START

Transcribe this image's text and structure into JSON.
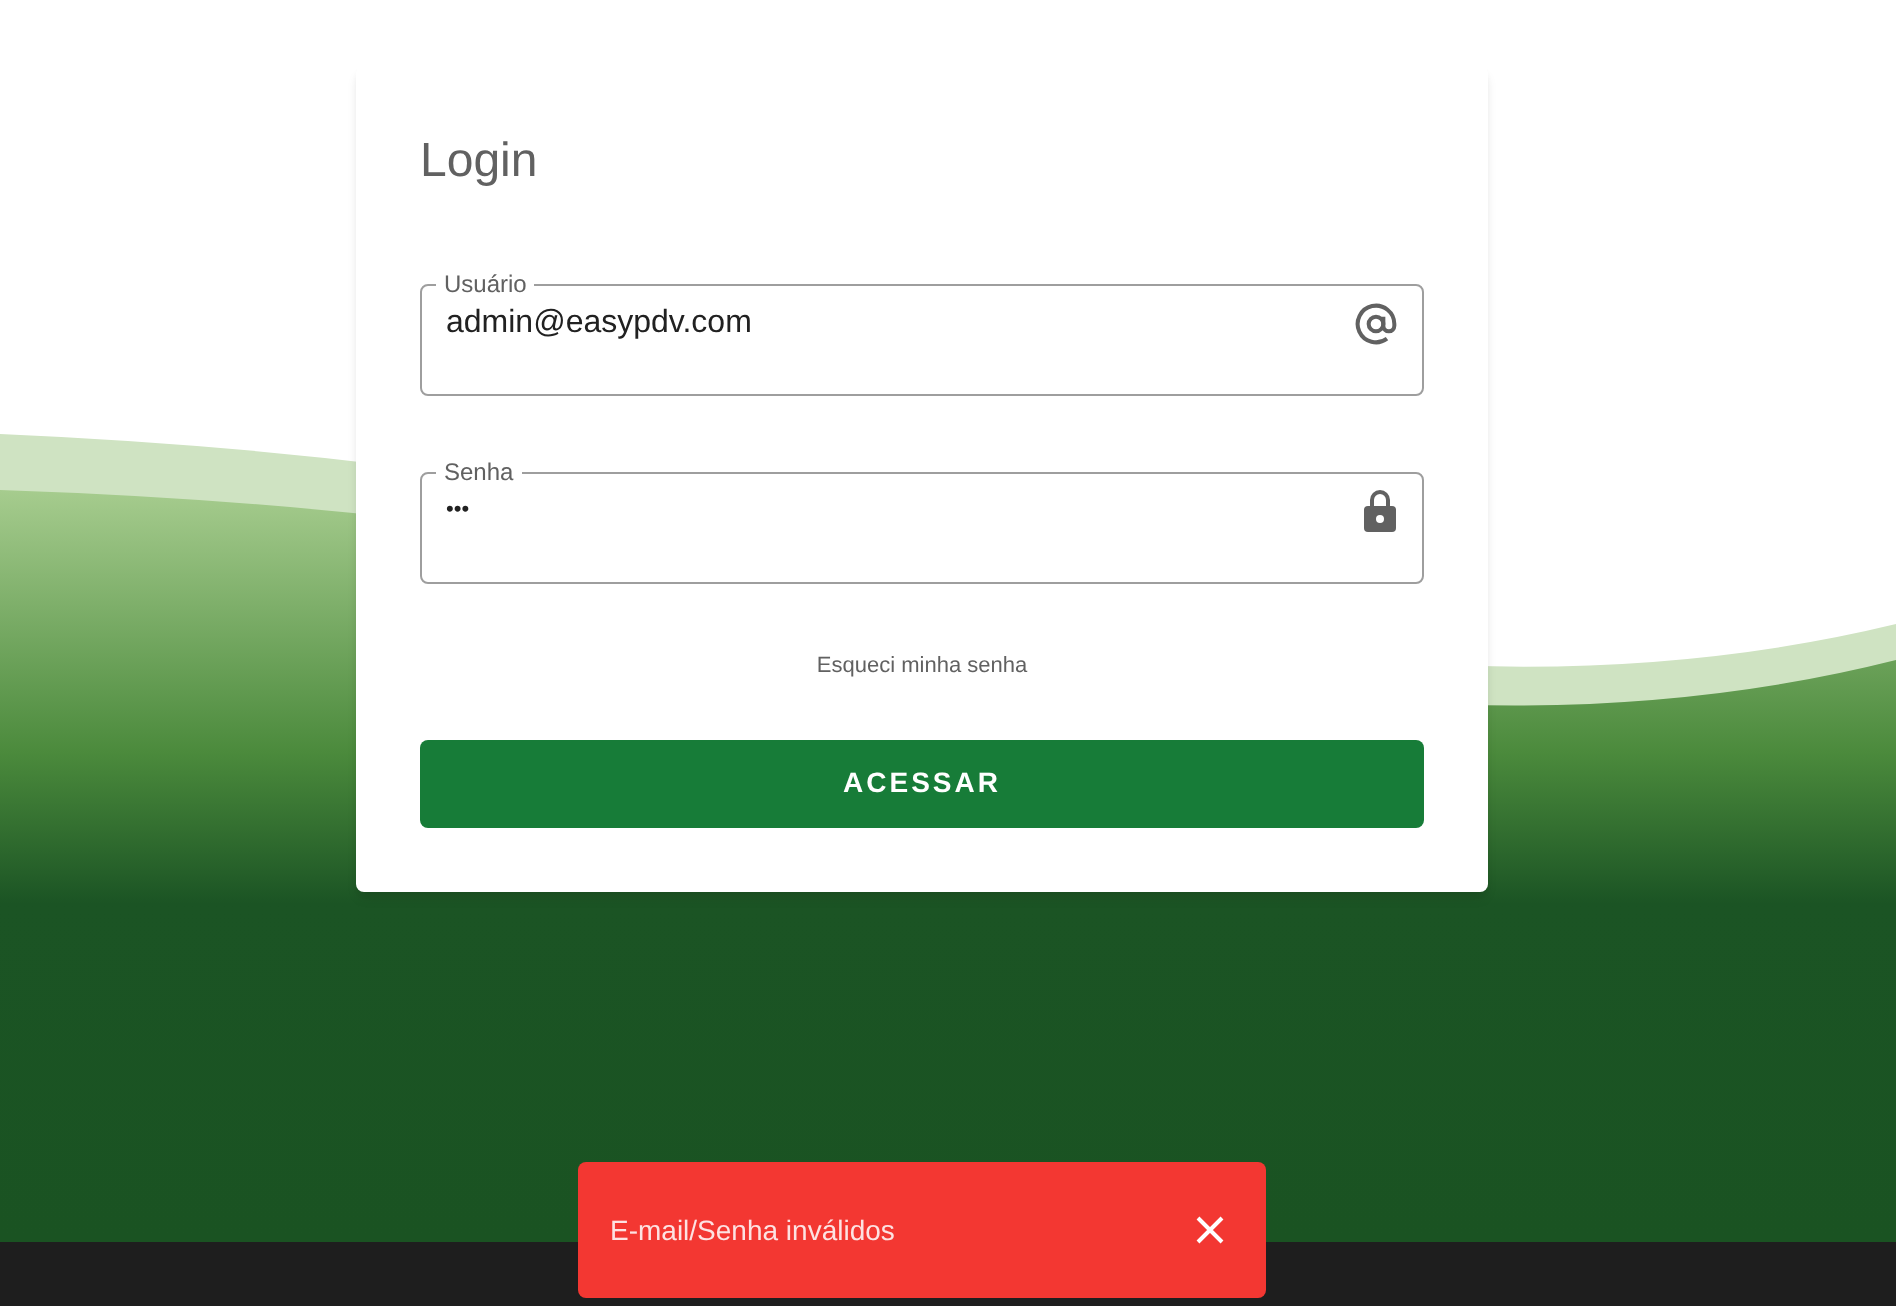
{
  "card": {
    "title": "Login"
  },
  "fields": [
    {
      "label": "Usuário",
      "value": "admin@easypdv.com",
      "kind": "email"
    },
    {
      "label": "Senha",
      "value": "•••",
      "kind": "password"
    }
  ],
  "forgot_link": "Esqueci minha senha",
  "submit_button": "ACESSAR",
  "toast": {
    "message": "E-mail/Senha inválidos"
  }
}
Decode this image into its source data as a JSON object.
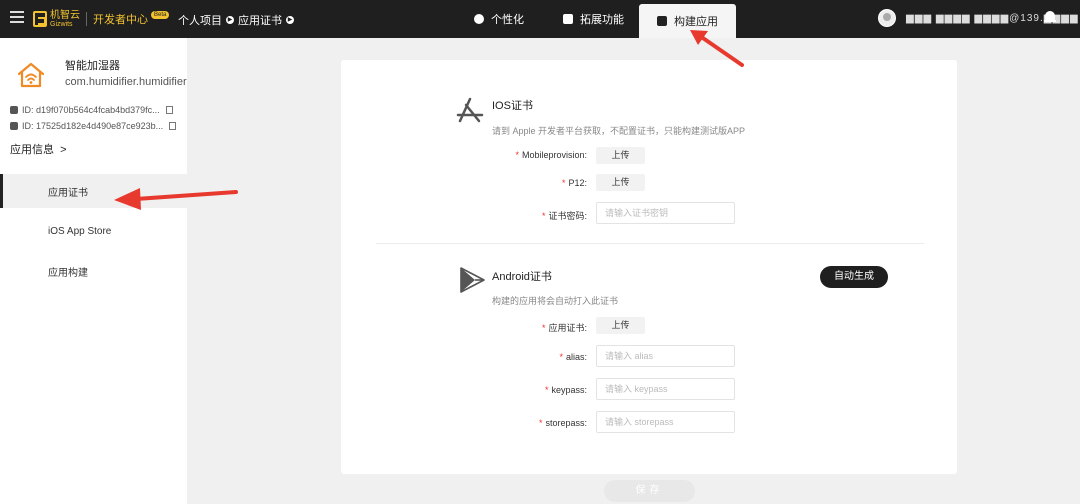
{
  "topbar": {
    "logo_cn": "机智云",
    "logo_en": "Gizwits",
    "dev_center": "开发者中心",
    "beta": "Beta",
    "crumbs": [
      "个人项目",
      "应用证书"
    ],
    "tabs": [
      {
        "label": "个性化",
        "icon": "palette-icon"
      },
      {
        "label": "拓展功能",
        "icon": "extension-icon"
      },
      {
        "label": "构建应用",
        "icon": "build-icon",
        "active": true
      }
    ],
    "username": "▆▆▆ ▆▆▆▆ ▆▆▆▆@139.▆▆▆▆"
  },
  "sidebar": {
    "app_name": "智能加湿器",
    "app_package": "com.humidifier.humidifier",
    "ios_id_label": "ID:",
    "ios_id": "d19f070b564c4fcab4bd379fc...",
    "android_id_label": "ID:",
    "android_id": "17525d182e4d490e87ce923b...",
    "app_info": "应用信息",
    "nav": [
      {
        "label": "应用证书",
        "active": true
      },
      {
        "label": "iOS App Store"
      },
      {
        "label": "应用构建"
      }
    ]
  },
  "ios": {
    "title": "IOS证书",
    "desc": "请到 Apple 开发者平台获取，不配置证书，只能构建测试版APP",
    "mobileprovision_label": "Mobileprovision:",
    "p12_label": "P12:",
    "password_label": "证书密码:",
    "password_placeholder": "请输入证书密钥",
    "upload_label": "上传"
  },
  "android": {
    "title": "Android证书",
    "desc": "构建的应用将会自动打入此证书",
    "auto_generate": "自动生成",
    "cert_label": "应用证书:",
    "alias_label": "alias:",
    "alias_placeholder": "请输入 alias",
    "keypass_label": "keypass:",
    "keypass_placeholder": "请输入 keypass",
    "storepass_label": "storepass:",
    "storepass_placeholder": "请输入 storepass",
    "upload_label": "上传"
  },
  "save_label": "保存",
  "colors": {
    "accent": "#f2c230",
    "dark": "#1f1f1f",
    "required": "#e33333",
    "annotation": "#e8392e"
  }
}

END

OBJECTIVE: Identify each line in the records above containing the word "desc"; copy those lines.

RESPONSE TO THE EXERCISE:
    "desc": "请到 Apple 开发者平台获取，不配置证书，只能构建测试版APP",
    "desc": "构建的应用将会自动打入此证书",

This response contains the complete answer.